_Prompt_.
Copy the records below exactly as they are written.

_Records supplied_.

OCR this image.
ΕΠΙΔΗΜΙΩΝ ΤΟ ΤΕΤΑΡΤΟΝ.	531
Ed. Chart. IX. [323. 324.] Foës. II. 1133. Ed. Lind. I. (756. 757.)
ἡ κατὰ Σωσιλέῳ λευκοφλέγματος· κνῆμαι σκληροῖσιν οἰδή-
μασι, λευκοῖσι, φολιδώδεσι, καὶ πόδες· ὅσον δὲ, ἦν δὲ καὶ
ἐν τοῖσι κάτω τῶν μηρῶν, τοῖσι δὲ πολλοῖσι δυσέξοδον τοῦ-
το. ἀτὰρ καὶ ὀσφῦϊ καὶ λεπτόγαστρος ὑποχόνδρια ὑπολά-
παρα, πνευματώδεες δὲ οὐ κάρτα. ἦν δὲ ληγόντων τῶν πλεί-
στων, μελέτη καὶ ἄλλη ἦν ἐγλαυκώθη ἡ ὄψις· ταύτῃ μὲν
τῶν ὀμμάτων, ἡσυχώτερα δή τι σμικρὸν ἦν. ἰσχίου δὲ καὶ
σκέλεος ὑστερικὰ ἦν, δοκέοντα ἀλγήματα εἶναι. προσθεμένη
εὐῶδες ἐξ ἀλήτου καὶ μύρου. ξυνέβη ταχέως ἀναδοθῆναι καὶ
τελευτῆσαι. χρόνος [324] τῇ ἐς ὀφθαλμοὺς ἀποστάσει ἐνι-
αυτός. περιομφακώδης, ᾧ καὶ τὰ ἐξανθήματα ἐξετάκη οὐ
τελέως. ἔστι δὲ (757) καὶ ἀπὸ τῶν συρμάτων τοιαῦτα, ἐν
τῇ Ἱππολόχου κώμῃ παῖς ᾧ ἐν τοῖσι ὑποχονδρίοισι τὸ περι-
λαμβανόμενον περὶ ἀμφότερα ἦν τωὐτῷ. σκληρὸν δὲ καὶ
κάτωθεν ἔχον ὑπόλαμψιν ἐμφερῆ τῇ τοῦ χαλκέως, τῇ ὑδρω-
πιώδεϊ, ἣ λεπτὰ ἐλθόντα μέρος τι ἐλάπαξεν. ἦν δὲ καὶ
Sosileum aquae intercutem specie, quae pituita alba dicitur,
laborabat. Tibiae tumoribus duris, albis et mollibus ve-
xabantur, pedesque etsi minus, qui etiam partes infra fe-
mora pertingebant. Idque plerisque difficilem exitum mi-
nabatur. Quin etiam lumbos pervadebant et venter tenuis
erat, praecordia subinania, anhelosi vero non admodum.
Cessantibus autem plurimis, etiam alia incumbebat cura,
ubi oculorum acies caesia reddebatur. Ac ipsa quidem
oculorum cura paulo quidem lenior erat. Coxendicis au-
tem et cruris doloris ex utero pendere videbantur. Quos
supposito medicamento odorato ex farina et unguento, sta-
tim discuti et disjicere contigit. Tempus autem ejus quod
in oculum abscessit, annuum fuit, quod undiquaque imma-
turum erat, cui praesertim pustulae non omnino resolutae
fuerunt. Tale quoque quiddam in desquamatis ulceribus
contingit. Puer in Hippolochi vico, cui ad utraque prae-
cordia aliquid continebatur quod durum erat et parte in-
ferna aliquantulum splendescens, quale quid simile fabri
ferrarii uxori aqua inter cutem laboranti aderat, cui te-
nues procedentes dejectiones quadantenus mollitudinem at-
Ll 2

_Response to this task_.
OCR this image.
ΕΠΙΔΗΜΙΩΝ ΤΟ ΤΕΤΑΡΤΟΝ.	531
Ed. Chart. IX. [323. 324.] Foës. II. 1133. Ed. Lind. I. (756. 757.)
ἡ κατὰ Σωσιλέῳ λευκοφλέγματος· κνῆμαι σκληροῖσιν οἰδή-
μασι, λευκοῖσι, φολιδώδεσι, καὶ πόδες· ὅσον δὲ, ἦν δὲ καὶ
ἐν τοῖσι κάτω τῶν μηρῶν, τοῖσι δὲ πολλοῖσι δυσέξοδον τοῦ-
το. ἀτὰρ καὶ ὀσφῦϊ καὶ λεπτόγαστρος ὑποχόνδρια ὑπολά-
παρα, πνευματώδεες δὲ οὐ κάρτα. ἦν δὲ ληγόντων τῶν πλεί-
στων, μελέτη καὶ ἄλλη ἦν ἐγλαυκώθη ἡ ὄψις· ταύτῃ μὲν
τῶν ὀμμάτων, ἡσυχώτερα δή τι σμικρὸν ἦν. ἰσχίου δὲ καὶ
σκέλεος ὑστερικὰ ἦν, δοκέοντα ἀλγήματα εἶναι. προσθεμένη
εὐῶδες ἐξ ἀλήτου καὶ μύρου. ξυνέβη ταχέως ἀναδοθῆναι καὶ
τελευτῆσαι. χρόνος [324] τῇ ἐς ὀφθαλμοὺς ἀποστάσει ἐνι-
αυτός. περιομφακώδης, ᾧ καὶ τὰ ἐξανθήματα ἐξετάκη οὐ
τελέως. ἔστι δὲ (757) καὶ ἀπὸ τῶν συρμάτων τοιαῦτα, ἐν
τῇ Ἱππολόχου κώμῃ παῖς ᾧ ἐν τοῖσι ὑποχονδρίοισι τὸ περι-
λαμβανόμενον περὶ ἀμφότερα ἦν τωὐτῷ. σκληρὸν δὲ καὶ
κάτωθεν ἔχον ὑπόλαμψιν ἐμφερῆ τῇ τοῦ χαλκέως, τῇ ὑδρω-
πιώδεϊ, ἣ λεπτὰ ἐλθόντα μέρος τι ἐλάπαξεν. ἦν δὲ καὶ
Sosileum aquae intercutem specie, quae pituita alba dicitur,
laborabat. Tibiae tumoribus duris, albis et mollibus ve-
xabantur, pedesque etsi minus, qui etiam partes infra fe-
mora pertingebant. Idque plerisque difficilem exitum mi-
nabatur. Quin etiam lumbos pervadebant et venter tenuis
erat, praecordia subinania, anhelosi vero non admodum.
Cessantibus autem plurimis, etiam alia incumbebat cura,
ubi oculorum acies caesia reddebatur. Ac ipsa quidem
oculorum cura paulo quidem lenior erat. Coxendicis au-
tem et cruris doloris ex utero pendere videbantur. Quos
supposito medicamento odorato ex farina et unguento, sta-
tim discuti et disjicere contigit. Tempus autem ejus quod
in oculum abscessit, annuum fuit, quod undiquaque imma-
turum erat, cui praesertim pustulae non omnino resolutae
fuerunt. Tale quoque quiddam in desquamatis ulceribus
contingit. Puer in Hippolochi vico, cui ad utraque prae-
cordia aliquid continebatur quod durum erat et parte in-
ferna aliquantulum splendescens, quale quid simile fabri
ferrarii uxori aqua inter cutem laboranti aderat, cui te-
nues procedentes dejectiones quadantenus mollitudinem at-
Ll 2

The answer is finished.